◆ **Set task**:
The records below must be duplicated exactly, character for character.

┌──

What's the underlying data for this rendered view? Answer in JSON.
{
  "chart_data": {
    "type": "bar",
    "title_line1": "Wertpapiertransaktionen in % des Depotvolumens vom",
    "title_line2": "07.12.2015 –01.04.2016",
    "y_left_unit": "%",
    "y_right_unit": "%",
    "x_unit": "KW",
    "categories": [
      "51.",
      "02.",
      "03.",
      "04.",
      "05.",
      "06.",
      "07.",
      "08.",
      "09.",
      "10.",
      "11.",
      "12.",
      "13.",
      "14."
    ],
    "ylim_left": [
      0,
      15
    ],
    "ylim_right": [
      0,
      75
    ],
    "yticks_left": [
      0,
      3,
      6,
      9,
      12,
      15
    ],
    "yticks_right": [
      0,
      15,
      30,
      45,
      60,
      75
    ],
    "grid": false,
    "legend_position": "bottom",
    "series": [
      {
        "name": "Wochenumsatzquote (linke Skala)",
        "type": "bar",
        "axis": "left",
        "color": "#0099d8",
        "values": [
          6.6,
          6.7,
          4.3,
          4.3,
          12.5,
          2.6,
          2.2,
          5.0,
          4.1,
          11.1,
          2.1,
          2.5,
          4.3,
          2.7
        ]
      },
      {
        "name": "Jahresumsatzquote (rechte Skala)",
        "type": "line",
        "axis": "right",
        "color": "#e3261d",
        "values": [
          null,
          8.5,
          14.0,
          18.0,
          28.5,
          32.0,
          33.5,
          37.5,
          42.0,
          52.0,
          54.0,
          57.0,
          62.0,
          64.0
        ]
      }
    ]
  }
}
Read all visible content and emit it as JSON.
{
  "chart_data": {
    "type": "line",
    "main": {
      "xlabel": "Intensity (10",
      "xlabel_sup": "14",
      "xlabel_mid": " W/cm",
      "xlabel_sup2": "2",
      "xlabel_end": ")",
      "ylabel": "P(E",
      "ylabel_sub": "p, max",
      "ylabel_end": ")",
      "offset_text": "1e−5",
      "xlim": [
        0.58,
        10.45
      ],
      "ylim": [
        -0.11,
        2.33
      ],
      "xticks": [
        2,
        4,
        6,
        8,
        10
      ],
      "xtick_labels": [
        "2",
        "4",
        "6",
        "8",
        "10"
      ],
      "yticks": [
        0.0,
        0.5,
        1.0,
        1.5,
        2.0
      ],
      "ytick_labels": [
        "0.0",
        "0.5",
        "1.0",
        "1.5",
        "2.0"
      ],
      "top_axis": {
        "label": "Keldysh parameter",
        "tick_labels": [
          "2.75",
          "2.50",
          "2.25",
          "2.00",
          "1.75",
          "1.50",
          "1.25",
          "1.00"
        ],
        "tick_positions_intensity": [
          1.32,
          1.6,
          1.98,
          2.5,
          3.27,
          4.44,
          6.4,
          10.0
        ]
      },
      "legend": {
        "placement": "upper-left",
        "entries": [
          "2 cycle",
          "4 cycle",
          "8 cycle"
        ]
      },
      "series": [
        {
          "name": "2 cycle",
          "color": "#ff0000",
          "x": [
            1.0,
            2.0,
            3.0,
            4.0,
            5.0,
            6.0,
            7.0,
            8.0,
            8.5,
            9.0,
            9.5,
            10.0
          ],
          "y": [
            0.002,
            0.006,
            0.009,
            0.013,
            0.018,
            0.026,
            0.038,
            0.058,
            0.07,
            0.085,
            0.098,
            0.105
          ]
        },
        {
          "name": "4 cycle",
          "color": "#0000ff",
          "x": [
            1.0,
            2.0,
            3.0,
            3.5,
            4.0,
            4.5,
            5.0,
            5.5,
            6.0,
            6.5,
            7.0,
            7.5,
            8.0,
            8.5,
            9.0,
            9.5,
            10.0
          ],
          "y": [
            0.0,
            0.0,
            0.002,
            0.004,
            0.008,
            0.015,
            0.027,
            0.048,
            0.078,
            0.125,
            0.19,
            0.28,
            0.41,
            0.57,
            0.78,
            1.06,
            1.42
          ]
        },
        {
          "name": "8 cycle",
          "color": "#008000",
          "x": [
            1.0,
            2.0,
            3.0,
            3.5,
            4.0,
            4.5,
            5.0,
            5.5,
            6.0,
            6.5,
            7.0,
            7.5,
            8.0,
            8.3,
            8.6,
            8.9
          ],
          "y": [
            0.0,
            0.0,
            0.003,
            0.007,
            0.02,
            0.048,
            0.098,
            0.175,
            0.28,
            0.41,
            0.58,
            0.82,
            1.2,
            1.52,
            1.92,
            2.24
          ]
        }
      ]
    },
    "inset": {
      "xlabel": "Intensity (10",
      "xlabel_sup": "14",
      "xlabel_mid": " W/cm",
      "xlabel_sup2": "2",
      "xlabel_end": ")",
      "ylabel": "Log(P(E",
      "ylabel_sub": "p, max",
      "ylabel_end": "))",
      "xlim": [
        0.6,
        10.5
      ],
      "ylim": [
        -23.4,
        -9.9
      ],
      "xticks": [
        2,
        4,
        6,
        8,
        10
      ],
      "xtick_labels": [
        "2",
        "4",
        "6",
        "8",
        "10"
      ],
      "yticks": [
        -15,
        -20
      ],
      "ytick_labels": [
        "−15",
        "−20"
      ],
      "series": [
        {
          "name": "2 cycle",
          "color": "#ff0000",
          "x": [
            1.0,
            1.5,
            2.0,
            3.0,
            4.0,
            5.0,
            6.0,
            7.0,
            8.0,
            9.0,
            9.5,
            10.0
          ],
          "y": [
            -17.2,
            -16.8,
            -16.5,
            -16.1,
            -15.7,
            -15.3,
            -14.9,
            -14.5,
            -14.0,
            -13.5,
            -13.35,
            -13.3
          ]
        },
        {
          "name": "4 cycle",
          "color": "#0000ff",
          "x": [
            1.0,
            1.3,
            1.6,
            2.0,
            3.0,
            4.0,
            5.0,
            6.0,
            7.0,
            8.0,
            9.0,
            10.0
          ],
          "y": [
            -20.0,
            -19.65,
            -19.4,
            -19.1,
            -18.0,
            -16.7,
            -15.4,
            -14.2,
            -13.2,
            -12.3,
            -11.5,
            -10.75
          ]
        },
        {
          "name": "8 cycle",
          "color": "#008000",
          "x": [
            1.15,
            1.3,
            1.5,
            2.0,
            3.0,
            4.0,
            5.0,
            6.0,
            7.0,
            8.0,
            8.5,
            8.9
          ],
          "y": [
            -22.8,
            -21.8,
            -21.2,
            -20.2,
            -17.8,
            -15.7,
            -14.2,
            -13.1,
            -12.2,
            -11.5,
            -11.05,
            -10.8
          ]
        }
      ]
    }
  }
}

└──

◆ **Answer to this exercise**:
What's the underlying data for this rendered view? Answer in JSON.
{
  "chart_data": {
    "type": "bar",
    "title_line1": "Wertpapiertransaktionen in % des Depotvolumens vom",
    "title_line2": "07.12.2015 –01.04.2016",
    "y_left_unit": "%",
    "y_right_unit": "%",
    "x_unit": "KW",
    "categories": [
      "51.",
      "02.",
      "03.",
      "04.",
      "05.",
      "06.",
      "07.",
      "08.",
      "09.",
      "10.",
      "11.",
      "12.",
      "13.",
      "14."
    ],
    "ylim_left": [
      0,
      15
    ],
    "ylim_right": [
      0,
      75
    ],
    "yticks_left": [
      0,
      3,
      6,
      9,
      12,
      15
    ],
    "yticks_right": [
      0,
      15,
      30,
      45,
      60,
      75
    ],
    "grid": false,
    "legend_position": "bottom",
    "series": [
      {
        "name": "Wochenumsatzquote (linke Skala)",
        "type": "bar",
        "axis": "left",
        "color": "#0099d8",
        "values": [
          6.6,
          6.7,
          4.3,
          4.3,
          12.5,
          2.6,
          2.2,
          5.0,
          4.1,
          11.1,
          2.1,
          2.5,
          4.3,
          2.7
        ]
      },
      {
        "name": "Jahresumsatzquote (rechte Skala)",
        "type": "line",
        "axis": "right",
        "color": "#e3261d",
        "values": [
          null,
          8.5,
          14.0,
          18.0,
          28.5,
          32.0,
          33.5,
          37.5,
          42.0,
          52.0,
          54.0,
          57.0,
          62.0,
          64.0
        ]
      }
    ]
  }
}
Read all visible content and emit it as JSON.
{
  "chart_data": {
    "type": "line",
    "main": {
      "xlabel": "Intensity (10",
      "xlabel_sup": "14",
      "xlabel_mid": " W/cm",
      "xlabel_sup2": "2",
      "xlabel_end": ")",
      "ylabel": "P(E",
      "ylabel_sub": "p, max",
      "ylabel_end": ")",
      "offset_text": "1e−5",
      "xlim": [
        0.58,
        10.45
      ],
      "ylim": [
        -0.11,
        2.33
      ],
      "xticks": [
        2,
        4,
        6,
        8,
        10
      ],
      "xtick_labels": [
        "2",
        "4",
        "6",
        "8",
        "10"
      ],
      "yticks": [
        0.0,
        0.5,
        1.0,
        1.5,
        2.0
      ],
      "ytick_labels": [
        "0.0",
        "0.5",
        "1.0",
        "1.5",
        "2.0"
      ],
      "top_axis": {
        "label": "Keldysh parameter",
        "tick_labels": [
          "2.75",
          "2.50",
          "2.25",
          "2.00",
          "1.75",
          "1.50",
          "1.25",
          "1.00"
        ],
        "tick_positions_intensity": [
          1.32,
          1.6,
          1.98,
          2.5,
          3.27,
          4.44,
          6.4,
          10.0
        ]
      },
      "legend": {
        "placement": "upper-left",
        "entries": [
          "2 cycle",
          "4 cycle",
          "8 cycle"
        ]
      },
      "series": [
        {
          "name": "2 cycle",
          "color": "#ff0000",
          "x": [
            1.0,
            2.0,
            3.0,
            4.0,
            5.0,
            6.0,
            7.0,
            8.0,
            8.5,
            9.0,
            9.5,
            10.0
          ],
          "y": [
            0.002,
            0.006,
            0.009,
            0.013,
            0.018,
            0.026,
            0.038,
            0.058,
            0.07,
            0.085,
            0.098,
            0.105
          ]
        },
        {
          "name": "4 cycle",
          "color": "#0000ff",
          "x": [
            1.0,
            2.0,
            3.0,
            3.5,
            4.0,
            4.5,
            5.0,
            5.5,
            6.0,
            6.5,
            7.0,
            7.5,
            8.0,
            8.5,
            9.0,
            9.5,
            10.0
          ],
          "y": [
            0.0,
            0.0,
            0.002,
            0.004,
            0.008,
            0.015,
            0.027,
            0.048,
            0.078,
            0.125,
            0.19,
            0.28,
            0.41,
            0.57,
            0.78,
            1.06,
            1.42
          ]
        },
        {
          "name": "8 cycle",
          "color": "#008000",
          "x": [
            1.0,
            2.0,
            3.0,
            3.5,
            4.0,
            4.5,
            5.0,
            5.5,
            6.0,
            6.5,
            7.0,
            7.5,
            8.0,
            8.3,
            8.6,
            8.9
          ],
          "y": [
            0.0,
            0.0,
            0.003,
            0.007,
            0.02,
            0.048,
            0.098,
            0.175,
            0.28,
            0.41,
            0.58,
            0.82,
            1.2,
            1.52,
            1.92,
            2.24
          ]
        }
      ]
    },
    "inset": {
      "xlabel": "Intensity (10",
      "xlabel_sup": "14",
      "xlabel_mid": " W/cm",
      "xlabel_sup2": "2",
      "xlabel_end": ")",
      "ylabel": "Log(P(E",
      "ylabel_sub": "p, max",
      "ylabel_end": "))",
      "xlim": [
        0.6,
        10.5
      ],
      "ylim": [
        -23.4,
        -9.9
      ],
      "xticks": [
        2,
        4,
        6,
        8,
        10
      ],
      "xtick_labels": [
        "2",
        "4",
        "6",
        "8",
        "10"
      ],
      "yticks": [
        -15,
        -20
      ],
      "ytick_labels": [
        "−15",
        "−20"
      ],
      "series": [
        {
          "name": "2 cycle",
          "color": "#ff0000",
          "x": [
            1.0,
            1.5,
            2.0,
            3.0,
            4.0,
            5.0,
            6.0,
            7.0,
            8.0,
            9.0,
            9.5,
            10.0
          ],
          "y": [
            -17.2,
            -16.8,
            -16.5,
            -16.1,
            -15.7,
            -15.3,
            -14.9,
            -14.5,
            -14.0,
            -13.5,
            -13.35,
            -13.3
          ]
        },
        {
          "name": "4 cycle",
          "color": "#0000ff",
          "x": [
            1.0,
            1.3,
            1.6,
            2.0,
            3.0,
            4.0,
            5.0,
            6.0,
            7.0,
            8.0,
            9.0,
            10.0
          ],
          "y": [
            -20.0,
            -19.65,
            -19.4,
            -19.1,
            -18.0,
            -16.7,
            -15.4,
            -14.2,
            -13.2,
            -12.3,
            -11.5,
            -10.75
          ]
        },
        {
          "name": "8 cycle",
          "color": "#008000",
          "x": [
            1.15,
            1.3,
            1.5,
            2.0,
            3.0,
            4.0,
            5.0,
            6.0,
            7.0,
            8.0,
            8.5,
            8.9
          ],
          "y": [
            -22.8,
            -21.8,
            -21.2,
            -20.2,
            -17.8,
            -15.7,
            -14.2,
            -13.1,
            -12.2,
            -11.5,
            -11.05,
            -10.8
          ]
        }
      ]
    }
  }
}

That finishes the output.